— START Entries —

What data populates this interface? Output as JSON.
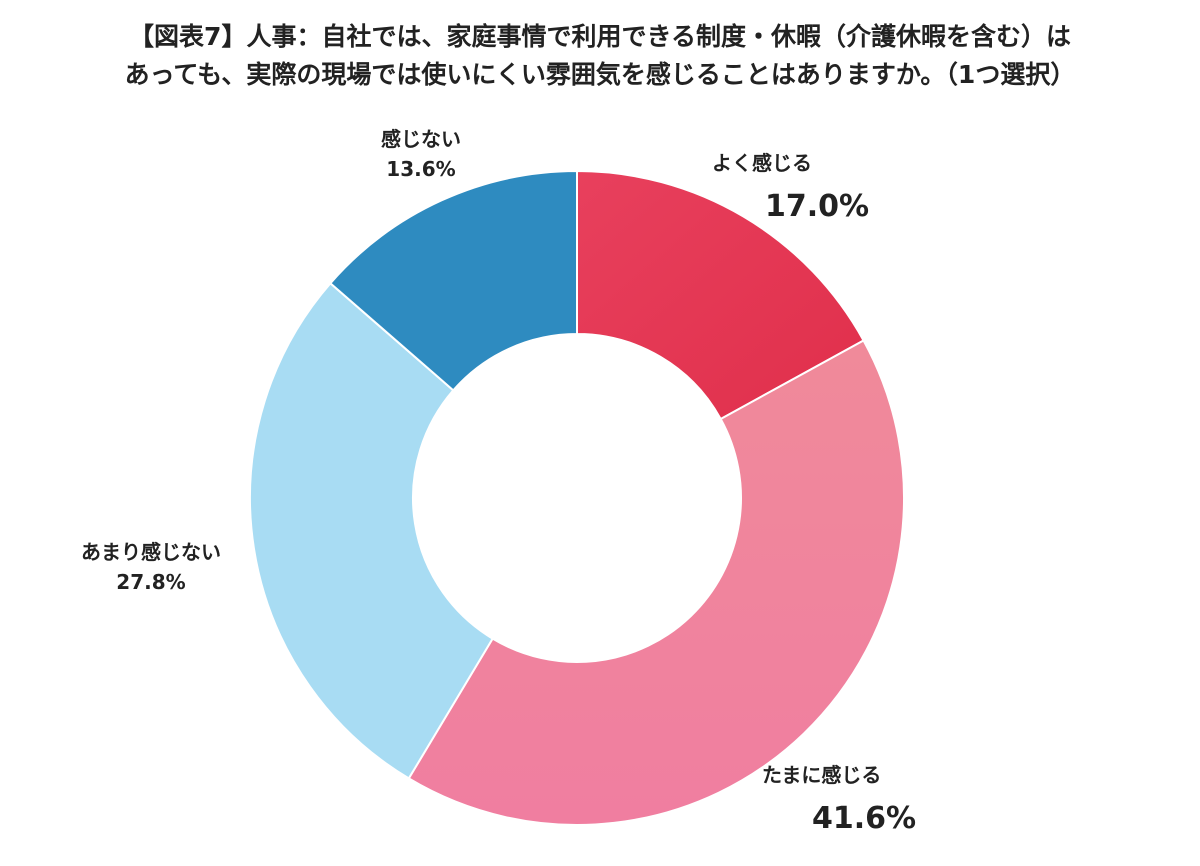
{
  "title_lines": [
    "【図表7】人事：自社では、家庭事情で利用できる制度・休暇（介護休暇を含む）は",
    "あっても、実際の現場では使いにくい雰囲気を感じることはありますか。（1つ選択）"
  ],
  "chart_data": {
    "type": "pie",
    "donut": true,
    "title": "【図表7】人事：自社では、家庭事情で利用できる制度・休暇（介護休暇を含む）はあっても、実際の現場では使いにくい雰囲気を感じることはありますか。（1つ選択）",
    "slices": [
      {
        "label": "よく感じる",
        "value": 17.0,
        "value_label": "17.0%",
        "color": "#e73752",
        "value_color": "#e73752",
        "emphasis": true
      },
      {
        "label": "たまに感じる",
        "value": 41.6,
        "value_label": "41.6%",
        "color": "#f08aa0",
        "value_color": "#e73752",
        "emphasis": true
      },
      {
        "label": "あまり感じない",
        "value": 27.8,
        "value_label": "27.8%",
        "color": "#a8dcf3",
        "value_color": "#222222",
        "emphasis": false
      },
      {
        "label": "感じない",
        "value": 13.6,
        "value_label": "13.6%",
        "color": "#2e8bc0",
        "value_color": "#222222",
        "emphasis": false
      }
    ]
  }
}
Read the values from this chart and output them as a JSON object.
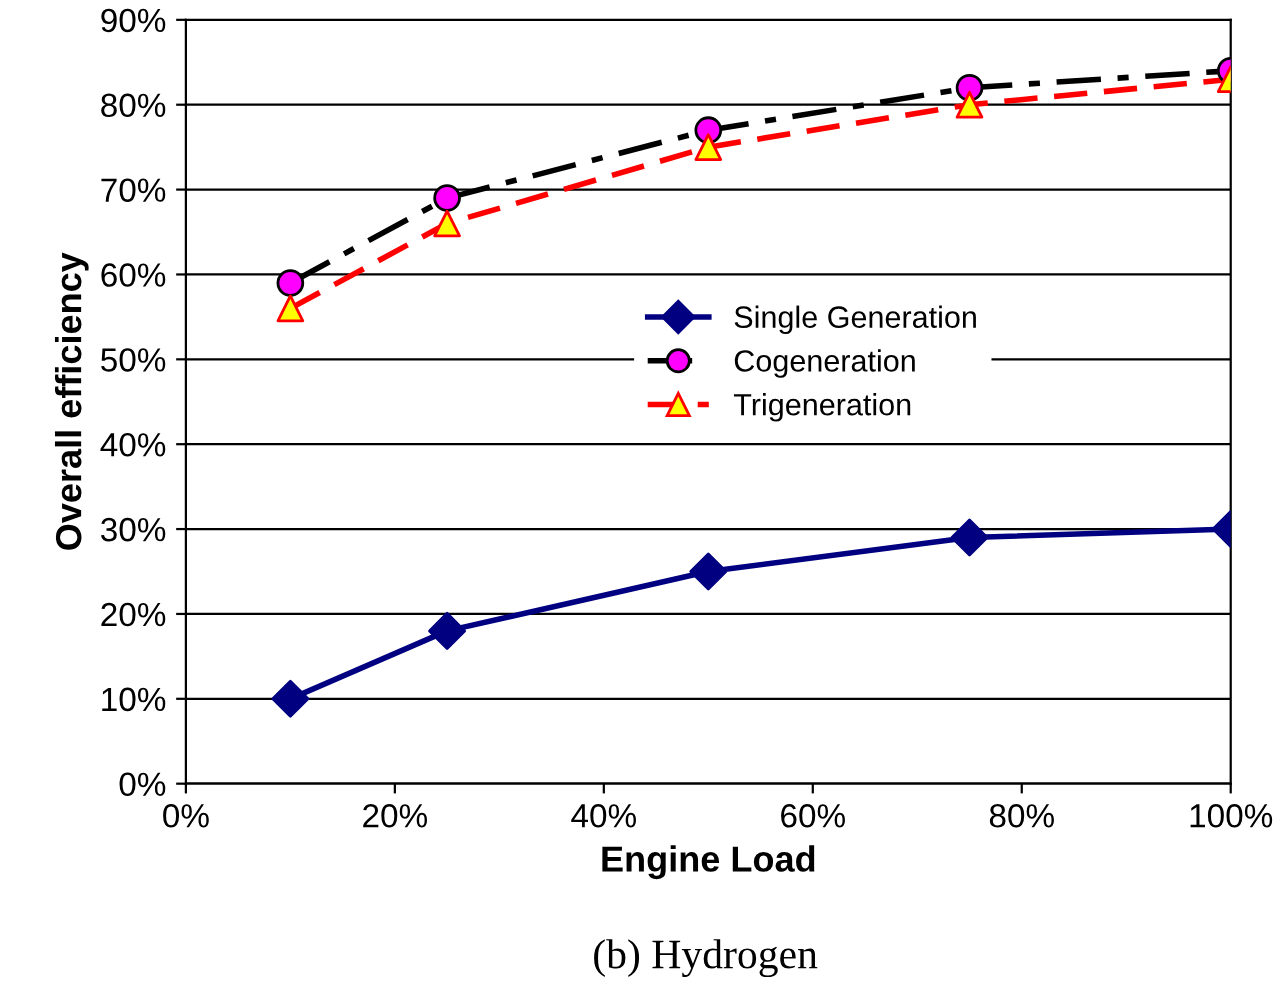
{
  "chart_data": {
    "type": "line",
    "xlabel": "Engine Load",
    "ylabel": "Overall efficiency",
    "x": [
      10,
      25,
      50,
      75,
      100
    ],
    "series": [
      {
        "name": "Single Generation",
        "color": "#000080",
        "colors": [
          "#000080",
          "#000080",
          "#000080",
          "#000080",
          "#000080"
        ],
        "marker": "diamond",
        "line_style": "solid",
        "values": [
          10,
          18,
          25,
          29,
          30
        ]
      },
      {
        "name": "Cogeneration",
        "color": "#000000",
        "colors": [
          "#ff00ff",
          "#ff00ff",
          "#ff00ff",
          "#ff00ff",
          "#ff00ff"
        ],
        "marker": "circle",
        "line_style": "dashdot",
        "values": [
          59,
          69,
          77,
          82,
          84
        ]
      },
      {
        "name": "Trigeneration",
        "color": "#ff0000",
        "colors": [
          "#ffff00",
          "#ffff00",
          "#ffff00",
          "#ffff00",
          "#ffff00"
        ],
        "marker": "triangle",
        "line_style": "dashed",
        "values": [
          56,
          66,
          75,
          80,
          83
        ]
      }
    ],
    "xlim": [
      0,
      100
    ],
    "ylim": [
      0,
      90
    ],
    "xticks": [
      {
        "value": 0,
        "label": "0%"
      },
      {
        "value": 20,
        "label": "20%"
      },
      {
        "value": 40,
        "label": "40%"
      },
      {
        "value": 60,
        "label": "60%"
      },
      {
        "value": 80,
        "label": "80%"
      },
      {
        "value": 100,
        "label": "100%"
      }
    ],
    "yticks": [
      {
        "value": 0,
        "label": "0%"
      },
      {
        "value": 10,
        "label": "10%"
      },
      {
        "value": 20,
        "label": "20%"
      },
      {
        "value": 30,
        "label": "30%"
      },
      {
        "value": 40,
        "label": "40%"
      },
      {
        "value": 50,
        "label": "50%"
      },
      {
        "value": 60,
        "label": "60%"
      },
      {
        "value": 70,
        "label": "70%"
      },
      {
        "value": 80,
        "label": "80%"
      },
      {
        "value": 90,
        "label": "90%"
      }
    ],
    "grid": "y",
    "legend": "center",
    "annotations": [
      "(b) Hydrogen"
    ]
  }
}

— END Entries —

### Aim of the task
Search the entries for "実際の現場では使いにくい雰囲気を感じることはありますか" and copy out each line that has it.

### Problem solution
    "あっても、実際の現場では使いにくい雰囲気を感じることはありますか。（1つ選択）"
    "title": "【図表7】人事：自社では、家庭事情で利用できる制度・休暇（介護休暇を含む）はあっても、実際の現場では使いにくい雰囲気を感じることはありますか。（1つ選択）",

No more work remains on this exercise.